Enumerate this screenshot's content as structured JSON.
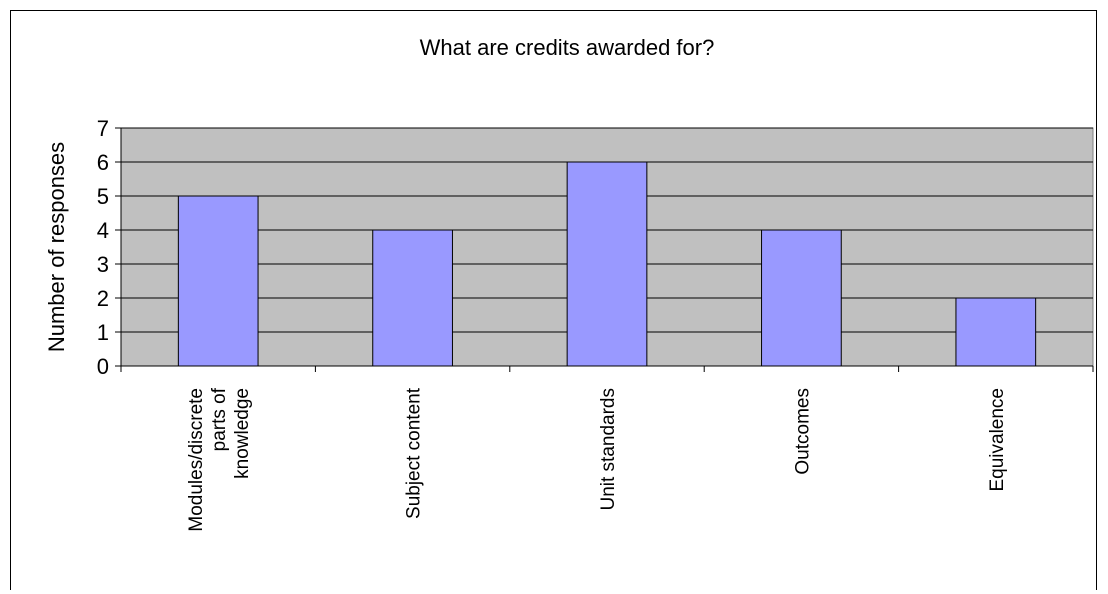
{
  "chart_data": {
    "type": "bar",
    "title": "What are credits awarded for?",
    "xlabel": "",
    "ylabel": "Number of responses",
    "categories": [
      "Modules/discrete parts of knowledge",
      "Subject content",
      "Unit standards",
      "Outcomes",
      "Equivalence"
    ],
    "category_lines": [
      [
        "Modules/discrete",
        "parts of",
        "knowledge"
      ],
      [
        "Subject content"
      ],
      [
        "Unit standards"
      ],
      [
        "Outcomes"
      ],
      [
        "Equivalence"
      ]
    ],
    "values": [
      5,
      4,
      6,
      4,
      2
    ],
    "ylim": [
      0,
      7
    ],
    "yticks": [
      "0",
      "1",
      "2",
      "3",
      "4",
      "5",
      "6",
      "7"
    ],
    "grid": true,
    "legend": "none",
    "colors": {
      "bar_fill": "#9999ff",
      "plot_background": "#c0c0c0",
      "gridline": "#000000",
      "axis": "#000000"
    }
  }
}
|---|
GOAL:
Find all the lines containing "discrete" in the material, then copy them.

THE RESPONSE:
      "Modules/discrete parts of knowledge",
        "Modules/discrete",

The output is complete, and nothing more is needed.